§ **Problem**: Find how many lines hold the word "Μέρος" and give that number only.
[START OF Exercise material]
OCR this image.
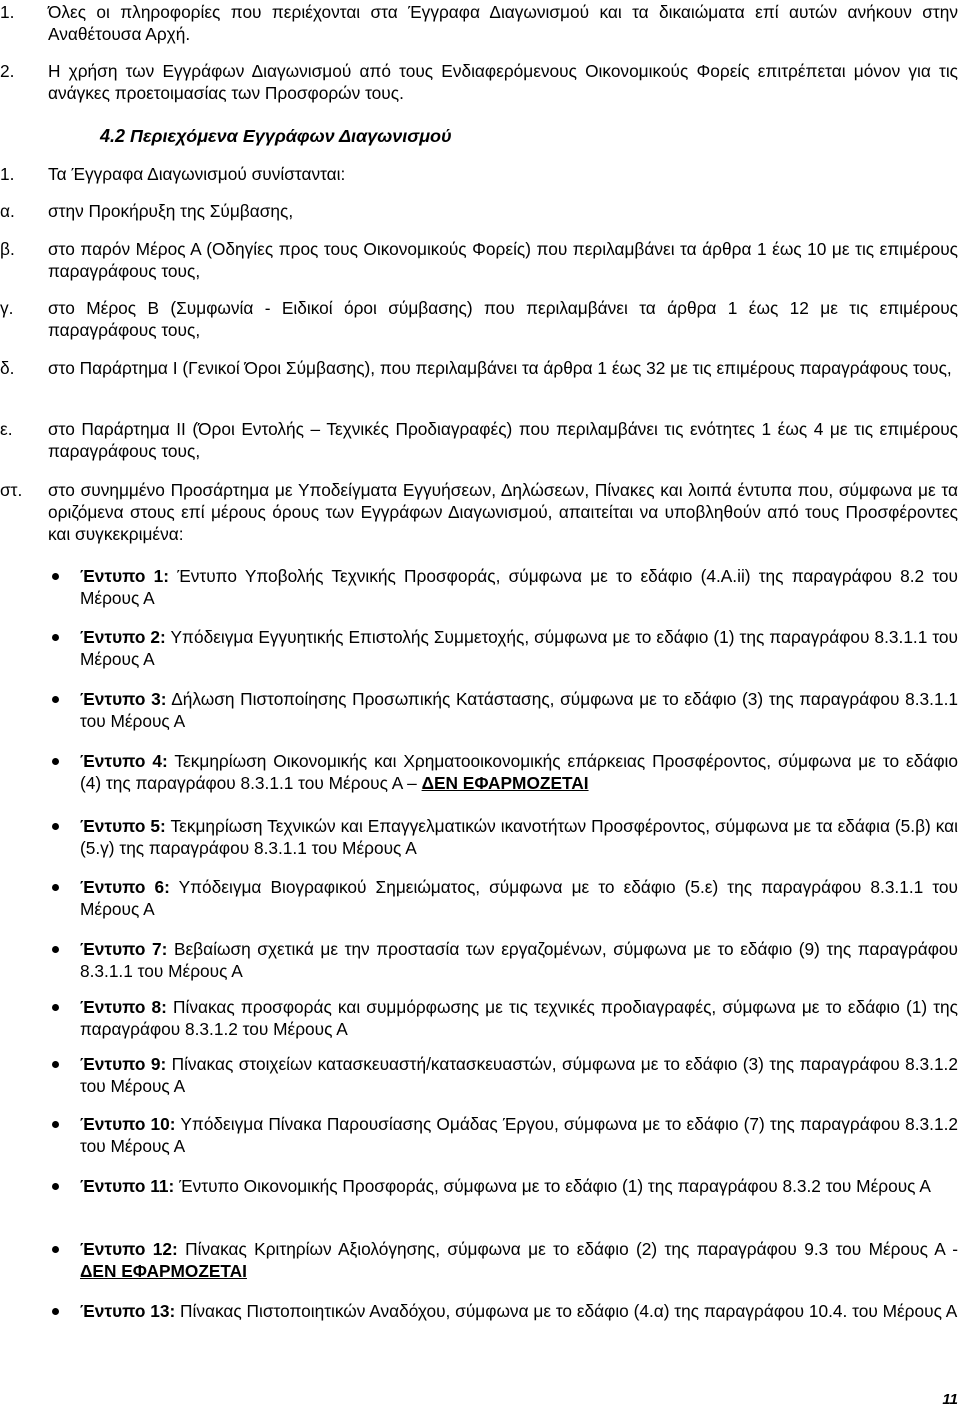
1.	Όλες οι πληροφορίες που περιέχονται στα Έγγραφα Διαγωνισμού και τα δικαιώματα επί αυτών ανήκουν στην Αναθέτουσα Αρχή.
2.	Η χρήση των Εγγράφων Διαγωνισμού από τους Ενδιαφερόμενους Οικονομικούς Φορείς επιτρέπεται μόνον για τις ανάγκες προετοιμασίας των Προσφορών τους.
4.2 Περιεχόμενα Εγγράφων Διαγωνισμού
1.	Τα Έγγραφα Διαγωνισμού συνίστανται:
α.	στην Προκήρυξη της Σύμβασης,
β.	στο παρόν Μέρος Α (Οδηγίες προς τους Οικονομικούς Φορείς) που περιλαμβάνει τα άρθρα 1 έως 10 με τις επιμέρους παραγράφους τους,
γ.	στο Μέρος Β (Συμφωνία - Ειδικοί όροι σύμβασης) που περιλαμβάνει τα άρθρα 1 έως 12 με τις επιμέρους παραγράφους τους,
δ.	στο Παράρτημα Ι (Γενικοί Όροι Σύμβασης), που περιλαμβάνει τα άρθρα 1 έως 32 με τις επιμέρους παραγράφους τους,
ε.	στο Παράρτημα ΙΙ (Όροι Εντολής – Τεχνικές Προδιαγραφές) που περιλαμβάνει τις ενότητες 1 έως 4 με τις επιμέρους παραγράφους τους,
στ.	στο συνημμένο Προσάρτημα με Υποδείγματα Εγγυήσεων, Δηλώσεων, Πίνακες και λοιπά έντυπα που, σύμφωνα με τα οριζόμενα στους επί μέρους όρους των Εγγράφων Διαγωνισμού, απαιτείται να υποβληθούν από τους Προσφέροντες και συγκεκριμένα:
Έντυπο 1: Έντυπο Υποβολής Τεχνικής Προσφοράς, σύμφωνα με το εδάφιο (4.Α.ii) της παραγράφου 8.2 του Μέρους Α
Έντυπο 2: Υπόδειγμα Εγγυητικής Επιστολής Συμμετοχής, σύμφωνα με το εδάφιο (1) της παραγράφου 8.3.1.1 του Μέρους Α
Έντυπο 3: Δήλωση Πιστοποίησης Προσωπικής Κατάστασης, σύμφωνα με το εδάφιο (3) της παραγράφου 8.3.1.1 του Μέρους Α
Έντυπο 4: Τεκμηρίωση Οικονομικής και Χρηματοοικονομικής επάρκειας Προσφέροντος, σύμφωνα με το εδάφιο (4) της παραγράφου 8.3.1.1 του Μέρους Α – ΔΕΝ ΕΦΑΡΜΟΖΕΤΑΙ
Έντυπο 5: Τεκμηρίωση Τεχνικών και Επαγγελματικών ικανοτήτων Προσφέροντος, σύμφωνα με τα εδάφια (5.β) και (5.γ) της παραγράφου 8.3.1.1 του Μέρους Α
Έντυπο 6: Υπόδειγμα Βιογραφικού Σημειώματος, σύμφωνα με το εδάφιο (5.ε) της παραγράφου 8.3.1.1 του Μέρους Α
Έντυπο 7: Βεβαίωση σχετικά με την προστασία των εργαζομένων, σύμφωνα με το εδάφιο (9) της παραγράφου 8.3.1.1 του Μέρους Α
Έντυπο 8: Πίνακας προσφοράς και συμμόρφωσης με τις τεχνικές προδιαγραφές, σύμφωνα με το εδάφιο (1) της παραγράφου 8.3.1.2 του Μέρους Α
Έντυπο 9: Πίνακας στοιχείων κατασκευαστή/κατασκευαστών, σύμφωνα με το εδάφιο (3) της παραγράφου 8.3.1.2 του Μέρους Α
Έντυπο 10: Υπόδειγμα Πίνακα Παρουσίασης Ομάδας Έργου, σύμφωνα με το εδάφιο (7) της παραγράφου 8.3.1.2 του Μέρους Α
Έντυπο 11: Έντυπο Οικονομικής Προσφοράς, σύμφωνα με το εδάφιο (1) της παραγράφου 8.3.2 του Μέρους Α
Έντυπο 12: Πίνακας Κριτηρίων Αξιολόγησης, σύμφωνα με το εδάφιο (2) της παραγράφου 9.3 του Μέρους Α - ΔΕΝ ΕΦΑΡΜΟΖΕΤΑΙ
Έντυπο 13: Πίνακας Πιστοποιητικών Αναδόχου, σύμφωνα με το εδάφιο (4.α) της παραγράφου 10.4. του Μέρους Α
11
[END OF Exercise material]
§ **Answer in full**: 2